Fragmento seleccionado
Ahora estoy leyendo a Marguerite Duras. Ella contó en una entrevista que no es tener sexo lo que cuenta, sino tener deseo.

"Hay demasiada gente que tiene sexo sin deseo. Todas esas escritoras mujeres hablan tan mal del tema, cuando es un mundo que a una le cae encima. Yo he sabido desde niña que el universo de la sexualidad era fabuloso, enorme. Y mi vida no ha hecho sino confirmarlo. Me interesa lo que se encuentra en el origen del erotismo, el deseo. Lo que no se puede, y quizás no se debe, apaciguar con el sexo. El deseo es una actividad latente y en eso se parece a la escritura: se desea como se escribe, siempre". 

Yo estoy de acuerdo con ella. Pensaba en esa primera frase al ver en el cine Priscilla, la nueva de Sofia Coppola sobre la esposa de Elvis y madre de su hijo.

La conoció cuando ella tenía 14 años. Él, diez más. Ella era diminuta y dulce, una criatura entrañable y sin opiniones. Barro fresco para moldear a la mujer primera.

El Creador tenía un plan. Nunca te pongas vestidos de estampados. No estudies. No trabajes. No hables con nadie. Espérame, no hagas otra cosa. Espérame todo el día, todo el mes, toda la vida. Deja que pasen los años. Extráñame. Los ojos, mejor ahumados. Píntatelos como te digo. Más oscuros. Más. Ahora, mírame a mí. Mírame a mí. 

Fotograma de Priscilla, la última de Coppola.

Fotograma de Priscilla, la última de Coppola.

Los registros
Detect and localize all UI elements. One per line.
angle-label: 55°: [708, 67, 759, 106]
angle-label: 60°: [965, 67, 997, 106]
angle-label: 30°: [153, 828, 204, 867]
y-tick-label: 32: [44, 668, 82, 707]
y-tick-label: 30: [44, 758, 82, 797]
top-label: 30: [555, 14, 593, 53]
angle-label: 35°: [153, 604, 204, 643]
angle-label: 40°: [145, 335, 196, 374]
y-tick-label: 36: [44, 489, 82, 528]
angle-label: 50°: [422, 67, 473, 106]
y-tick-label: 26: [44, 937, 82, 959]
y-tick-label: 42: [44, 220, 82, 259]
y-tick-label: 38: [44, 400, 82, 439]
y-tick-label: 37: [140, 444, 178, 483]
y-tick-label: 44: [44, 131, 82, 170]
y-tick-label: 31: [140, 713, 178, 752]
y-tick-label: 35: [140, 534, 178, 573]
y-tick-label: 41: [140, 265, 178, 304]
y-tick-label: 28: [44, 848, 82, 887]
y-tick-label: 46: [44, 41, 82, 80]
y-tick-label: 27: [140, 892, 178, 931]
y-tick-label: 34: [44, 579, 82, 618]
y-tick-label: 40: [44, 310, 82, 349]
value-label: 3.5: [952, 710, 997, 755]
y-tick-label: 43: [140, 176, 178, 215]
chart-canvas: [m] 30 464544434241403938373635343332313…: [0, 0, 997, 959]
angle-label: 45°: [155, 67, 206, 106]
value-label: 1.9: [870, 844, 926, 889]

--

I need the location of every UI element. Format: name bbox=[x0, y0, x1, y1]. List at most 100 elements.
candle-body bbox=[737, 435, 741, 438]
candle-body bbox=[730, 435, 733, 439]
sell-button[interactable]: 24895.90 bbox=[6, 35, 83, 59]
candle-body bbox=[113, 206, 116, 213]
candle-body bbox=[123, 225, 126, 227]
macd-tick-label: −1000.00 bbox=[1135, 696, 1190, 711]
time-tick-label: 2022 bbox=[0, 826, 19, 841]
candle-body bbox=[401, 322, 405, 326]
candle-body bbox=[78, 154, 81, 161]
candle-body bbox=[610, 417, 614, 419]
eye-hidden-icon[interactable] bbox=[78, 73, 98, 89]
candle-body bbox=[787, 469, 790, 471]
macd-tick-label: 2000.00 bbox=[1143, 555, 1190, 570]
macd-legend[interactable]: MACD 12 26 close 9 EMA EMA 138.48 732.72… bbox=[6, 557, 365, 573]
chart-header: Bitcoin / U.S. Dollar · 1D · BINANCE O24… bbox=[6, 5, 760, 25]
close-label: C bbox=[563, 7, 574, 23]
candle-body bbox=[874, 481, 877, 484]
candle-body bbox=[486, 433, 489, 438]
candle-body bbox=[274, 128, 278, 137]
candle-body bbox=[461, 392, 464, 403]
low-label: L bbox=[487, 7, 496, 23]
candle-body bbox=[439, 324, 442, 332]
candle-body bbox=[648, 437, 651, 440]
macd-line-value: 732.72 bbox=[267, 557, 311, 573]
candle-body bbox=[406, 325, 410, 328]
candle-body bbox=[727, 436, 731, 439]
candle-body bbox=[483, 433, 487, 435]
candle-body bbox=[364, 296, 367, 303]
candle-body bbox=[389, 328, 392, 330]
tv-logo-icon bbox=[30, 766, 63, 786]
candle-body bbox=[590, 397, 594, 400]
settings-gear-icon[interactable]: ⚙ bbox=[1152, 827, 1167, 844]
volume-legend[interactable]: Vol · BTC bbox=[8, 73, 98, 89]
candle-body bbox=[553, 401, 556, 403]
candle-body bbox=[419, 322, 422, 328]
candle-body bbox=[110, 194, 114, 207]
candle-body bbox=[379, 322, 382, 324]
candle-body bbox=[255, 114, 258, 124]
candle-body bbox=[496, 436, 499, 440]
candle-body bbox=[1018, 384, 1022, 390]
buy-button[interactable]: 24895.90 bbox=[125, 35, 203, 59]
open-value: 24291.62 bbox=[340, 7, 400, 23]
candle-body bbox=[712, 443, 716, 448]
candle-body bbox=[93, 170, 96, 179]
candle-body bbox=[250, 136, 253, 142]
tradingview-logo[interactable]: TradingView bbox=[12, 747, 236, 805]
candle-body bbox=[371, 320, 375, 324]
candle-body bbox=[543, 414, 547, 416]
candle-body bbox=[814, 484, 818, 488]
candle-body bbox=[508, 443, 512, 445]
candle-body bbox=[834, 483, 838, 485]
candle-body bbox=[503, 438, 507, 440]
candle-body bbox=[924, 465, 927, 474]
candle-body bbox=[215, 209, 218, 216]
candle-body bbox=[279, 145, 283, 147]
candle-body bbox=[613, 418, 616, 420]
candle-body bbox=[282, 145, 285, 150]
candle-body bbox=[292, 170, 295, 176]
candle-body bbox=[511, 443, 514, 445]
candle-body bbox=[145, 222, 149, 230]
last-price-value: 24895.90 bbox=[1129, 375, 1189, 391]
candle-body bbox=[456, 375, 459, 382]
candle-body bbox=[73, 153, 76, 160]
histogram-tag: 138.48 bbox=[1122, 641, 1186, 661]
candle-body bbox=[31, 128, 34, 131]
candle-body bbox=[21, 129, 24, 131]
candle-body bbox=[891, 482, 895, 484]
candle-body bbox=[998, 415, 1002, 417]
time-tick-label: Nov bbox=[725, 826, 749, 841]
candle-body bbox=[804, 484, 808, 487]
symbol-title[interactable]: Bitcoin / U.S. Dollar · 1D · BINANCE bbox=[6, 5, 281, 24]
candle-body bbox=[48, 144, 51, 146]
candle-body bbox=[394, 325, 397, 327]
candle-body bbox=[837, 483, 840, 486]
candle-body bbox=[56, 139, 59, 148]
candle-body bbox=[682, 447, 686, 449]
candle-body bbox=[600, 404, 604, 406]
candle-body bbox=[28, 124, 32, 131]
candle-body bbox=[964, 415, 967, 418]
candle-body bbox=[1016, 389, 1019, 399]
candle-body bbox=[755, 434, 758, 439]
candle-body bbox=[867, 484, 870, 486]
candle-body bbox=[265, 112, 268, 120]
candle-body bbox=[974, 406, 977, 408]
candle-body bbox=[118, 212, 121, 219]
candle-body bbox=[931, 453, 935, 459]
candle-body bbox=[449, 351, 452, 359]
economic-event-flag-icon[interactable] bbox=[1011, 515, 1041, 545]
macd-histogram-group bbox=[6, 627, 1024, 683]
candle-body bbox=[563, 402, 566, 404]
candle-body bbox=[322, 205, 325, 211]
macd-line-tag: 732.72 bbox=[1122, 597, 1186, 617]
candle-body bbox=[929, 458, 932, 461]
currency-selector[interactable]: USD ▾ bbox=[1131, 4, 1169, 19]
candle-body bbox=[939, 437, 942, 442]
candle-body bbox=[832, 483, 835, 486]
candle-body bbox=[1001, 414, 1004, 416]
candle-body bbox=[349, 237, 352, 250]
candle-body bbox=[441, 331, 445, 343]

Ejercicios propuestos
1) Reescribe como tabla Markdown los registros desde la línea que contiene "Detect and localize" hasta la línea que contiene "value-label: 1.9: [870, 844, 926, 889]", ambas incluidas, con las columnas Fila y Línea, y omite las líneas en blanco.
2) Prolonga el fragmento sobre Duras y Priscilla a partir de su última oración.
Los registros no guardan relación alguna con el fragmento sobre Duras y Priscilla.

Resultados esperados
1)
| Fila | Línea |
|---|---|
| 1 | Detect and localize all UI elements. One per line. |
| 2 | angle-label: 55°: [708, 67, 759, 106] |
| 3 | angle-label: 60°: [965, 67, 997, 106] |
| 4 | angle-label: 30°: [153, 828, 204, 867] |
| 5 | y-tick-label: 32: [44, 668, 82, 707] |
| 6 | y-tick-label: 30: [44, 758, 82, 797] |
| 7 | top-label: 30: [555, 14, 593, 53] |
| 8 | angle-label: 35°: [153, 604, 204, 643] |
| 9 | angle-label: 40°: [145, 335, 196, 374] |
| 10 | y-tick-label: 36: [44, 489, 82, 528] |
| 11 | angle-label: 50°: [422, 67, 473, 106] |
| 12 | y-tick-label: 26: [44, 937, 82, 959] |
| 13 | y-tick-label: 42: [44, 220, 82, 259] |
| 14 | y-tick-label: 38: [44, 400, 82, 439] |
| 15 | y-tick-label: 37: [140, 444, 178, 483] |
| 16 | y-tick-label: 44: [44, 131, 82, 170] |
| 17 | y-tick-label: 31: [140, 713, 178, 752] |
| 18 | y-tick-label: 35: [140, 534, 178, 573] |
| 19 | y-tick-label: 41: [140, 265, 178, 304] |
| 20 | y-tick-label: 28: [44, 848, 82, 887] |
| 21 | y-tick-label: 46: [44, 41, 82, 80] |
| 22 | y-tick-label: 27: [140, 892, 178, 931] |
| 23 | y-tick-label: 34: [44, 579, 82, 618] |
| 24 | y-tick-label: 40: [44, 310, 82, 349] |
| 25 | value-label: 3.5: [952, 710, 997, 755] |
| 26 | y-tick-label: 43: [140, 176, 178, 215] |
| 27 | chart-canvas: [m] 30 464544434241403938373635343332313…: [0, 0, 997, 959] |
| 28 | angle-label: 45°: [155, 67, 206, 106] |
| 29 | value-label: 1.9: [870, 844, 926, 889] |

2)
Priscilla le escuchaba con mucha atención. Contaba que ella le comprendía, que ella cazaba sus pájaros negros. Le tendía su mano pequeña para mostrarle ternura, para recordarle que quedaba un asidero en medio de la jungla. Cinco deditos suaves y cortos contra el ruido y la furia.

Él era una leyenda, y, por tanto, una caricatura. Tenía un chimpancé alcohólico en Graceland, hambre de anfetas y unos 200 imitadores obsesos. No decía nada interesante. Lo interesante, simplemente, lo hacía. Siempre fue así. Nunca hubo otra forma. 

No era por su edad. Entre Elvis y Priscilla nunca hubo ni sexo ni deseo. No, al menos, por parte de él. Sólo el justo para procrear. Sólo el utilitario. Al principio, cuando este hastío físico se refleja en la película, le hace parecer un hombre honorable, un tipo elegante que esperará a su mayoría de edad o a casarse con ella para atravesar su virginidad. 

Pero no es así. Elvis no la toca. Elvis no quiere follar con ella. Elvis quiere una muñeca a la que trenzarle el pelo y calzarle trapitos.

Elvis quiere un cuerpecito endeble que se le abrace por la noche y no le pese. Elvis quiere escuchar cómo crujen sus vértebras chiquitísimas cuando la aprieta contra su pecho y la calienta estérilmente con palabras de amor inconclusas, pacatas. Elvis quiere jugar a las guerras de almohadas con alguien sin fuerza.

Elvis quiere una señorita que no ría en alto, que no tosa, que no ronque. Elvis la quiere limpia y virginal. Elvis no quiere mancharla. 

Elvis la quiere tabula rasa, la quiere de estreno. Elvis quiere encerrarla en una burbuja donde nunca se haga mayor, donde siempre anote su nombre en cuadernos de clase con letra ribeteada, donde nunca se vuelva independiente ni crítica, donde sea frágil y hermosa como esas tacitas de porcelana de su colección, donde bese sus labios de papel en las portadas de las revistas, donde nunca se envilezca, donde nunca sienta placer extraordinario, fulgurante y sucio, donde nunca se corra.

Ella quiere acostarse con él y él no. Él le dice que elegirá el momento, que para él es algo sagrado. Ella acepta, pero se desespera. Le humedece el cuello con la lengua, sin éxito. Le respira en el lóbulo para rascarle un arrebato y la indiferencia es total.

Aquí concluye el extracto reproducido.